SET TASK — Of the lines listed below, how many contain the string "this"? Answer with the number alone.

Records from a dataset —
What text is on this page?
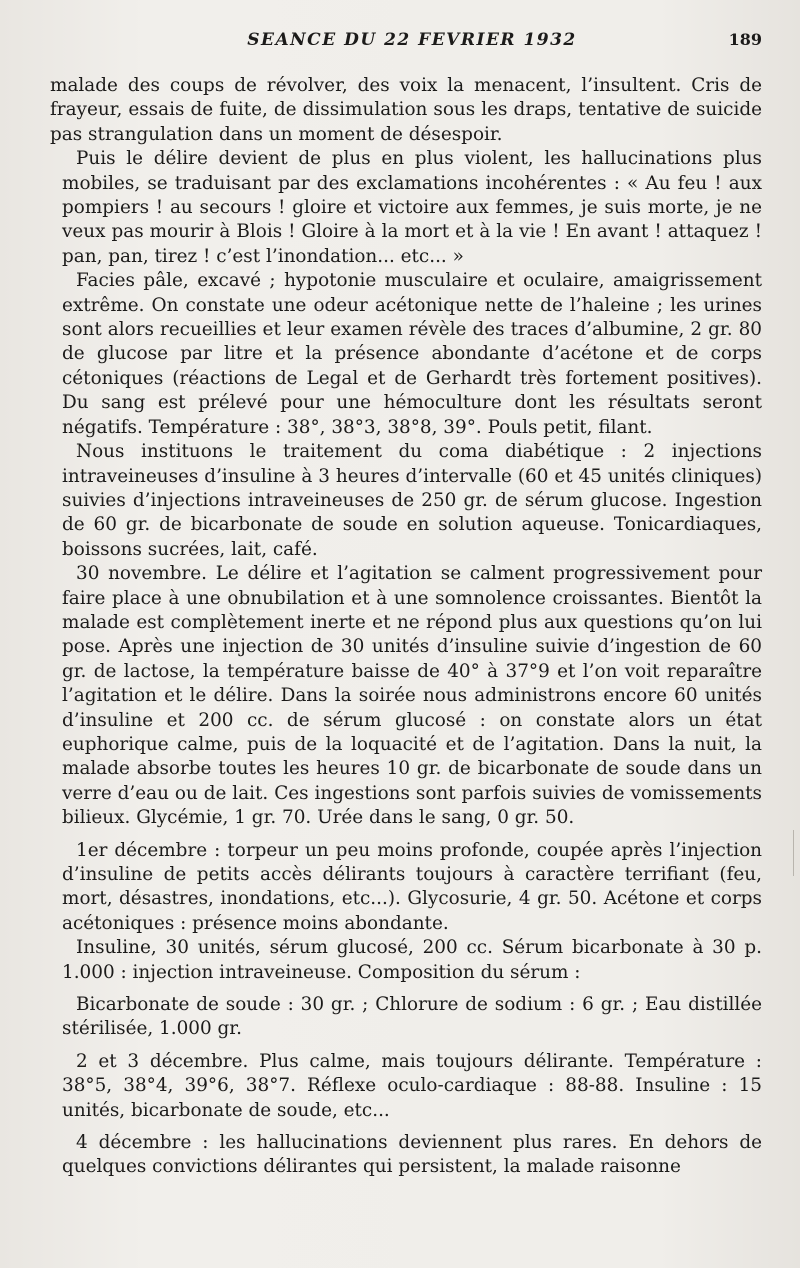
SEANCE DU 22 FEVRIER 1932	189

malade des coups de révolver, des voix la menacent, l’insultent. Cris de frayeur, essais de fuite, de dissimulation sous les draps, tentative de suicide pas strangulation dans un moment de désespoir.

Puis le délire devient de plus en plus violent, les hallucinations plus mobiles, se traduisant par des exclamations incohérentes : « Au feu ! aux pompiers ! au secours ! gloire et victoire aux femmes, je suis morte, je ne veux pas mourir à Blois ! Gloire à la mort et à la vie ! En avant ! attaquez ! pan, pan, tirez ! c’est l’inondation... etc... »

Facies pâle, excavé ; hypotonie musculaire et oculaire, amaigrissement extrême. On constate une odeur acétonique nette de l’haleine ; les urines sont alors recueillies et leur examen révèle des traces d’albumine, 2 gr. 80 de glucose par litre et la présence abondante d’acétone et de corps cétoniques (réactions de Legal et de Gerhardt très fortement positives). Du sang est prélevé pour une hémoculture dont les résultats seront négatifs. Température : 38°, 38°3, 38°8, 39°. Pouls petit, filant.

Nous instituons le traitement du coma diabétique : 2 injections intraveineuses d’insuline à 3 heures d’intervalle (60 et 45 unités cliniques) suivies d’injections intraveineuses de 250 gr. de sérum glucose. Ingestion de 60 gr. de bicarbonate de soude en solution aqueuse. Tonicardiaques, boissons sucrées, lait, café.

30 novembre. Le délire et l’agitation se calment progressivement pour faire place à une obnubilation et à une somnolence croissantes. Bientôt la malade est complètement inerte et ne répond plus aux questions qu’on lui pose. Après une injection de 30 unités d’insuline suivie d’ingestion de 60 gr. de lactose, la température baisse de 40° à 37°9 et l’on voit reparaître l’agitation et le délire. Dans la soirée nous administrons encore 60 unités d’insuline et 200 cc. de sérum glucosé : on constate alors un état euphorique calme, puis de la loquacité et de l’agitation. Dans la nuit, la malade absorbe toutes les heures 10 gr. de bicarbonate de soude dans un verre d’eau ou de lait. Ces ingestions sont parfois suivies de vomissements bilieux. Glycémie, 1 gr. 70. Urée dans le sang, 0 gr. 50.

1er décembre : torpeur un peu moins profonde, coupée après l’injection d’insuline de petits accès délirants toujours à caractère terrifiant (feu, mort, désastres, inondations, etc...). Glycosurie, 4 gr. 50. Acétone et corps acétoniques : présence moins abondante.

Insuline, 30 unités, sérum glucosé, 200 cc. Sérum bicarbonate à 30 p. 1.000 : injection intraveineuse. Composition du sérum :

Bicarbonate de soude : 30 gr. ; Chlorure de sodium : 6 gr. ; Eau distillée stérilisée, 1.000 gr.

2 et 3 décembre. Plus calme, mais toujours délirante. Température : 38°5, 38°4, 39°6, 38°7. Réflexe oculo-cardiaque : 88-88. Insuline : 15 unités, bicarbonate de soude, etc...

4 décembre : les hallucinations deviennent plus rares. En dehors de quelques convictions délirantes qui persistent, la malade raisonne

==

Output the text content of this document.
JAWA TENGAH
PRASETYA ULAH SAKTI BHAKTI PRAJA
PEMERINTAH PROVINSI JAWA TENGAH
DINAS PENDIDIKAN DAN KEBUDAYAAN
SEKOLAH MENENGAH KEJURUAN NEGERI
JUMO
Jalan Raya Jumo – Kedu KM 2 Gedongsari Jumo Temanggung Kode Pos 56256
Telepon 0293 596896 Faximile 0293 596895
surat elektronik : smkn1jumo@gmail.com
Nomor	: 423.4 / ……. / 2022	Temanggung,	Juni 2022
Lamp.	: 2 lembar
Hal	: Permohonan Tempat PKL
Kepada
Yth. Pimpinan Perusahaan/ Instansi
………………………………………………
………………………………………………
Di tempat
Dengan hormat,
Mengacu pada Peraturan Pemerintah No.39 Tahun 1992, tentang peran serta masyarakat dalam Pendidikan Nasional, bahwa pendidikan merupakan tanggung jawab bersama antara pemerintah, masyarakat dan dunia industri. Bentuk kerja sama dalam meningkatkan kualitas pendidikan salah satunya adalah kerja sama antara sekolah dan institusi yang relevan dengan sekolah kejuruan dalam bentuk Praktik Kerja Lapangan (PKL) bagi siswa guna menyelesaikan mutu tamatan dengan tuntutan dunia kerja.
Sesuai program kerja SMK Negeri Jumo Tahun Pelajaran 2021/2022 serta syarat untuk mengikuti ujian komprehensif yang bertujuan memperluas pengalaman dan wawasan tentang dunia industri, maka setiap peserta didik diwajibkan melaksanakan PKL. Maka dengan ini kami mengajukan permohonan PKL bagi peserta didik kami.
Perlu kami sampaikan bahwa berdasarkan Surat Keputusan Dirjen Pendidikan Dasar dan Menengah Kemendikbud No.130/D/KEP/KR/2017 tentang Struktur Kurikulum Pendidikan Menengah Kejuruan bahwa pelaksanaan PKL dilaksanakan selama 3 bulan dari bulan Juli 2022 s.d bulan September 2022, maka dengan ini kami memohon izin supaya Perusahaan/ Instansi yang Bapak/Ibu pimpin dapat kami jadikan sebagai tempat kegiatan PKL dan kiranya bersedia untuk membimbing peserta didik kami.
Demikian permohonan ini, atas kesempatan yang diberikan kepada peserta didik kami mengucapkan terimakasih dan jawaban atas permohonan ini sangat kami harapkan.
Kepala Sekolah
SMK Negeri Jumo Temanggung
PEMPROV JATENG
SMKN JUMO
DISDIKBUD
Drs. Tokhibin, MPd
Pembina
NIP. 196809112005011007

---

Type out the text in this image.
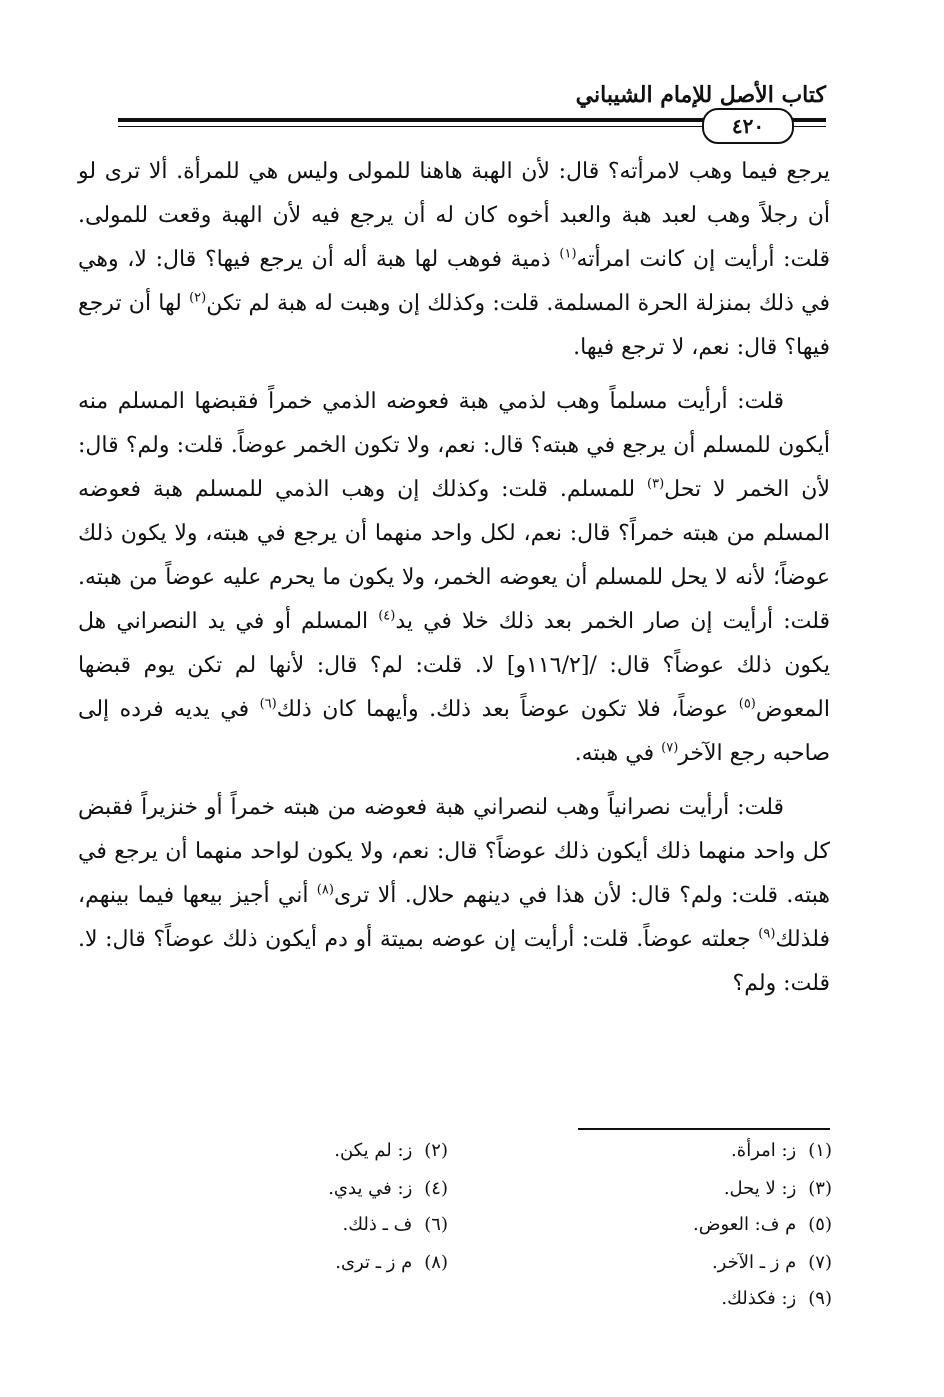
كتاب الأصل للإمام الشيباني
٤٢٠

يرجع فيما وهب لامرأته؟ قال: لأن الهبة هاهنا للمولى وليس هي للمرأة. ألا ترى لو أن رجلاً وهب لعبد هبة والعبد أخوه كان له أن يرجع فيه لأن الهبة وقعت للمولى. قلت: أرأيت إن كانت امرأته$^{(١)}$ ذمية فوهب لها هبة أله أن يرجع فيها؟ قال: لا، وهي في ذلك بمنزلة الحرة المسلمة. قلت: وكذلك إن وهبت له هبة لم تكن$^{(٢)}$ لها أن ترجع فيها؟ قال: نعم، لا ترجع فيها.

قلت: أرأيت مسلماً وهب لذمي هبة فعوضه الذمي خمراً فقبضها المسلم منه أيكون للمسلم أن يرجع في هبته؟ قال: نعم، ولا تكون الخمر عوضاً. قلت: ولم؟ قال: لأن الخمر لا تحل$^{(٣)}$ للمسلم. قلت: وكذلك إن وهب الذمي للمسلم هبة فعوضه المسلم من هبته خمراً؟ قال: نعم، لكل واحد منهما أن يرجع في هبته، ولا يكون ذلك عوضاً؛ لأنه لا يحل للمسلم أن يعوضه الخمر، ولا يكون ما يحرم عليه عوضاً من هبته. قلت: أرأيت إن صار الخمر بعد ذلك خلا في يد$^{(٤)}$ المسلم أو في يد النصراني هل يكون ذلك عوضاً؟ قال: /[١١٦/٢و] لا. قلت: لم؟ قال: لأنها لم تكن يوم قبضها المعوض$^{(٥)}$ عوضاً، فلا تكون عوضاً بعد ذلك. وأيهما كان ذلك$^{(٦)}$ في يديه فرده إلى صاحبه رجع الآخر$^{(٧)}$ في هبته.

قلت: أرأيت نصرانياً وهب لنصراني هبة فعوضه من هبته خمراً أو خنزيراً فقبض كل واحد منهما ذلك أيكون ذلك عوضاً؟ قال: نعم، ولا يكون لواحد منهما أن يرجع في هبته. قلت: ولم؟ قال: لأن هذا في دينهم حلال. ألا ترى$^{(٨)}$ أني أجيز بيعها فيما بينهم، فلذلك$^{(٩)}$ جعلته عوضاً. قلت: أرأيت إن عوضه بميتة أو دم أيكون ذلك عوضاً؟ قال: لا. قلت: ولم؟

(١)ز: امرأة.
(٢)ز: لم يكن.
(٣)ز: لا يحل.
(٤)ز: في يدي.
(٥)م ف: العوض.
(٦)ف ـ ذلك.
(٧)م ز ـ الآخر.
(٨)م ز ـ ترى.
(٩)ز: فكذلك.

COMPLETED TASK — 3